* Begin Data excerpts *
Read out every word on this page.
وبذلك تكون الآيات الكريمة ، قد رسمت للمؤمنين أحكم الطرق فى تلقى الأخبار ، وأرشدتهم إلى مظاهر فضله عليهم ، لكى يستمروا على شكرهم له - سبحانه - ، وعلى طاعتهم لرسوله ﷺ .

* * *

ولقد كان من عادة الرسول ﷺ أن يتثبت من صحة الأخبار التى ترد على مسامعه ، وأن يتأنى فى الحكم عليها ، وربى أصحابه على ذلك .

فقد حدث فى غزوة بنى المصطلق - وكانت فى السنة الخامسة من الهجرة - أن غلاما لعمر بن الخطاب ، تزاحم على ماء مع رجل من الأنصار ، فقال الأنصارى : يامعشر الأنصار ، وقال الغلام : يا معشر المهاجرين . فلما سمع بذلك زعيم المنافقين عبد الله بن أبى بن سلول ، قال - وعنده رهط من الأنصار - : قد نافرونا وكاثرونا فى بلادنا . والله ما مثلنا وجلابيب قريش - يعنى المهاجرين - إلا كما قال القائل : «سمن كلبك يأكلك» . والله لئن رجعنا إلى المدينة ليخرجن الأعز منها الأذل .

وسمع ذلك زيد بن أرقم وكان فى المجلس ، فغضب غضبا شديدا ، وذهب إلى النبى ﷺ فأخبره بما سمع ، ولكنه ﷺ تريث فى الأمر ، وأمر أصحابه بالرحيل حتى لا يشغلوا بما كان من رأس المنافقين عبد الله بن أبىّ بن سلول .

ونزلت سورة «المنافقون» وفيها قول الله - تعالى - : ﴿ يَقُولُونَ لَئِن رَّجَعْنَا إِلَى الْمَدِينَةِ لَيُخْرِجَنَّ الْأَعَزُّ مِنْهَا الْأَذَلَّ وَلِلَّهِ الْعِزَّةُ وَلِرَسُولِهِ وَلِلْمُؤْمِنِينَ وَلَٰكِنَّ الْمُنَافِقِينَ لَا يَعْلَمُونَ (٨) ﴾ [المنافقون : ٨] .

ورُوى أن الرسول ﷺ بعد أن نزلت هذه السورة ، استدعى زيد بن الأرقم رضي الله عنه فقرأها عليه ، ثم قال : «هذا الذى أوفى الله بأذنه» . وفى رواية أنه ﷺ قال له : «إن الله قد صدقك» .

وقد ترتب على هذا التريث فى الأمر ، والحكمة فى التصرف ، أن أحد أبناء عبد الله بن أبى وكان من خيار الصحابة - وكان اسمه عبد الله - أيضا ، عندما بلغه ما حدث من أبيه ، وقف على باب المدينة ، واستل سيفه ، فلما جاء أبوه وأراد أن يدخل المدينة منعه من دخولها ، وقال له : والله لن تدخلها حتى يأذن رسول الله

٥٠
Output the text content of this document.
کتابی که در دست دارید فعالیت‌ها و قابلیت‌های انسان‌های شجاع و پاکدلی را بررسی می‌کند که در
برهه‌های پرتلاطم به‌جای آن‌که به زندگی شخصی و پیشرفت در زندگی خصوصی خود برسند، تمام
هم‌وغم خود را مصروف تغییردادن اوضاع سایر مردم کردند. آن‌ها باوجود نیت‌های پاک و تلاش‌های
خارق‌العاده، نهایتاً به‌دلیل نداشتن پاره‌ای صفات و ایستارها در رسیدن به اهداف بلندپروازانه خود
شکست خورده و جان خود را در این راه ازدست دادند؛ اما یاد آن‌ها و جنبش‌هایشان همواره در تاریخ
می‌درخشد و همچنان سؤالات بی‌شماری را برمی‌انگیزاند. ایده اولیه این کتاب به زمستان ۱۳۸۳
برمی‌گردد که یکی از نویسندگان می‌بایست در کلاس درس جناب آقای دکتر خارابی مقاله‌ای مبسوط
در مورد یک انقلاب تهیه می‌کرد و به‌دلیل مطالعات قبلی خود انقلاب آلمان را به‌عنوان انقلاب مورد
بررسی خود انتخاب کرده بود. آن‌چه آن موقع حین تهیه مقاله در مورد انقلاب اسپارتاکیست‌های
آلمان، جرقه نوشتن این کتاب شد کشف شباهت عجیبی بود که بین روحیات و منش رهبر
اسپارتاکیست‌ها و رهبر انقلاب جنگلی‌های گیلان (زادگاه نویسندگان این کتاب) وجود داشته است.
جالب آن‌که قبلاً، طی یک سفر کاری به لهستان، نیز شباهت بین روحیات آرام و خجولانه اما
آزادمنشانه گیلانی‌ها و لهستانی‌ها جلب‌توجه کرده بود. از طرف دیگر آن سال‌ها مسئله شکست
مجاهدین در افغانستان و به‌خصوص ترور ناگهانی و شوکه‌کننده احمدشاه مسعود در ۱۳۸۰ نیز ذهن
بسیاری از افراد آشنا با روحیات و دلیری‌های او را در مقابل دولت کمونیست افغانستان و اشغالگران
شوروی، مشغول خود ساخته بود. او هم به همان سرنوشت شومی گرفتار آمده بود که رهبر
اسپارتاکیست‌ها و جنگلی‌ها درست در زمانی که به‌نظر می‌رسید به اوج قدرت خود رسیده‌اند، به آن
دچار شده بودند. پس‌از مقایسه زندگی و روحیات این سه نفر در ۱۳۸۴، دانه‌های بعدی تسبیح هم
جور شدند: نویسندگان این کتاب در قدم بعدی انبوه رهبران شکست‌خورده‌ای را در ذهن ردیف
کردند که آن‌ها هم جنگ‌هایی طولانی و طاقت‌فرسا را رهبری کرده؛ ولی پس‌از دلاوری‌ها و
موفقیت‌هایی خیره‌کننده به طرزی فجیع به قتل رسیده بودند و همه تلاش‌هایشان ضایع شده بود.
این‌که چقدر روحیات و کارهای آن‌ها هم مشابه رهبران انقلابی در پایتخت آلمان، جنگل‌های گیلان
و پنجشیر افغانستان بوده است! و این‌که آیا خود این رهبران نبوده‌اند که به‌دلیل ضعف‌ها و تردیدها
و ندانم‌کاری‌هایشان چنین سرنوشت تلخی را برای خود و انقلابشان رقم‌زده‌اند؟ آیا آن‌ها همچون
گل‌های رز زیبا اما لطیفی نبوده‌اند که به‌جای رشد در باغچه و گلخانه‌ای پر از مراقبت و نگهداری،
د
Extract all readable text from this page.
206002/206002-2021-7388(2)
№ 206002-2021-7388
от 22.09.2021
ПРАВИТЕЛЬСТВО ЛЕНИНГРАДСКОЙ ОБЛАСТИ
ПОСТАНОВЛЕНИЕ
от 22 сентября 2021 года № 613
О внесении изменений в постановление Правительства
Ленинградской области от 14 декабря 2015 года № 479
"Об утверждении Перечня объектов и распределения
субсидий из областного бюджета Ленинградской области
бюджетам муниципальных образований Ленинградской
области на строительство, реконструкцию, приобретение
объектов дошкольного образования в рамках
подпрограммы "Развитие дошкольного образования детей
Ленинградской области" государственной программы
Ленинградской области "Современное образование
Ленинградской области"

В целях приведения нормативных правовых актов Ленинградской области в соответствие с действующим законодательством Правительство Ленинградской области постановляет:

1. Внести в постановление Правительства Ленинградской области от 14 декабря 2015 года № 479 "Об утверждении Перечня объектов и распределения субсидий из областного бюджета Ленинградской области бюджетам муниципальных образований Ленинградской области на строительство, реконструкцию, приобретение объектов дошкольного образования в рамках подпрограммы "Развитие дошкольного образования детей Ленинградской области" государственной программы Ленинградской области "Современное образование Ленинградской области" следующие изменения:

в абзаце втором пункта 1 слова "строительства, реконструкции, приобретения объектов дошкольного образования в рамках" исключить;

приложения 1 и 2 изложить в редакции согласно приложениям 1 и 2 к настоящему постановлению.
* End Data excerpts *
What you have to do: Return all the lines that contain the string "کننده".

Written response:
مجاهدین در افغانستان و به‌خصوص ترور ناگهانی و شوکه‌کننده احمدشاه مسعود در ۱۳۸۰ نیز ذهن
موفقیت‌هایی خیره‌کننده به طرزی فجیع به قتل رسیده بودند و همه تلاش‌هایشان ضایع شده بود.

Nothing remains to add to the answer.